(Dataset records)
[Begin]

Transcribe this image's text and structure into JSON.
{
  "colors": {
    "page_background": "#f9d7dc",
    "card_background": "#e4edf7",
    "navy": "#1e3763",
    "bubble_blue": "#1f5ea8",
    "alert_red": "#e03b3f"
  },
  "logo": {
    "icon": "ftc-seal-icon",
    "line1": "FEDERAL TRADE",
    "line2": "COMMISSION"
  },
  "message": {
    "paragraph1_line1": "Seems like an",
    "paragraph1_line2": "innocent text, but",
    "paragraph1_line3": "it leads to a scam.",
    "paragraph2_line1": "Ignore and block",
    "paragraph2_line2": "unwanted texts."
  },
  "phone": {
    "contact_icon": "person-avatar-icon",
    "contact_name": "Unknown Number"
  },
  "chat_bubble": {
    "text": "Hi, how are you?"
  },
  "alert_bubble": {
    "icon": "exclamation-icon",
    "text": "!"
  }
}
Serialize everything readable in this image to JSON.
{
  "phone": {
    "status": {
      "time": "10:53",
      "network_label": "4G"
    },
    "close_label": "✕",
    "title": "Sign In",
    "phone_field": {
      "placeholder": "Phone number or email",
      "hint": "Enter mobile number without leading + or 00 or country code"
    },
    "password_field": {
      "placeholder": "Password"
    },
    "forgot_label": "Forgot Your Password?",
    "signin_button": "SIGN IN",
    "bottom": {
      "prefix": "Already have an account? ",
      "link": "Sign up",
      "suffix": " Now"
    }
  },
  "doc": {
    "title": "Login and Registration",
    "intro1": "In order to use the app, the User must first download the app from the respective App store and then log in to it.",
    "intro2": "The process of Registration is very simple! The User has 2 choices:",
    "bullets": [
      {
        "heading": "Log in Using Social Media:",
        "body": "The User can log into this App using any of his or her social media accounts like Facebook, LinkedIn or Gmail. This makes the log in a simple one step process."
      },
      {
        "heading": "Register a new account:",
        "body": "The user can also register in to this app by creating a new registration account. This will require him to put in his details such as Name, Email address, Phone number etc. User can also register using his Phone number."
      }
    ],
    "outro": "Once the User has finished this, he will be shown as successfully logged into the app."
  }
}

[End]

_REQUIREMENTS_
Extract the whole listing, character for character.

_RESPONSE_
Transcribe this image's text and structure into JSON.
{
  "colors": {
    "page_background": "#f9d7dc",
    "card_background": "#e4edf7",
    "navy": "#1e3763",
    "bubble_blue": "#1f5ea8",
    "alert_red": "#e03b3f"
  },
  "logo": {
    "icon": "ftc-seal-icon",
    "line1": "FEDERAL TRADE",
    "line2": "COMMISSION"
  },
  "message": {
    "paragraph1_line1": "Seems like an",
    "paragraph1_line2": "innocent text, but",
    "paragraph1_line3": "it leads to a scam.",
    "paragraph2_line1": "Ignore and block",
    "paragraph2_line2": "unwanted texts."
  },
  "phone": {
    "contact_icon": "person-avatar-icon",
    "contact_name": "Unknown Number"
  },
  "chat_bubble": {
    "text": "Hi, how are you?"
  },
  "alert_bubble": {
    "icon": "exclamation-icon",
    "text": "!"
  }
}
Serialize everything readable in this image to JSON.
{
  "phone": {
    "status": {
      "time": "10:53",
      "network_label": "4G"
    },
    "close_label": "✕",
    "title": "Sign In",
    "phone_field": {
      "placeholder": "Phone number or email",
      "hint": "Enter mobile number without leading + or 00 or country code"
    },
    "password_field": {
      "placeholder": "Password"
    },
    "forgot_label": "Forgot Your Password?",
    "signin_button": "SIGN IN",
    "bottom": {
      "prefix": "Already have an account? ",
      "link": "Sign up",
      "suffix": " Now"
    }
  },
  "doc": {
    "title": "Login and Registration",
    "intro1": "In order to use the app, the User must first download the app from the respective App store and then log in to it.",
    "intro2": "The process of Registration is very simple! The User has 2 choices:",
    "bullets": [
      {
        "heading": "Log in Using Social Media:",
        "body": "The User can log into this App using any of his or her social media accounts like Facebook, LinkedIn or Gmail. This makes the log in a simple one step process."
      },
      {
        "heading": "Register a new account:",
        "body": "The user can also register in to this app by creating a new registration account. This will require him to put in his details such as Name, Email address, Phone number etc. User can also register using his Phone number."
      }
    ],
    "outro": "Once the User has finished this, he will be shown as successfully logged into the app."
  }
}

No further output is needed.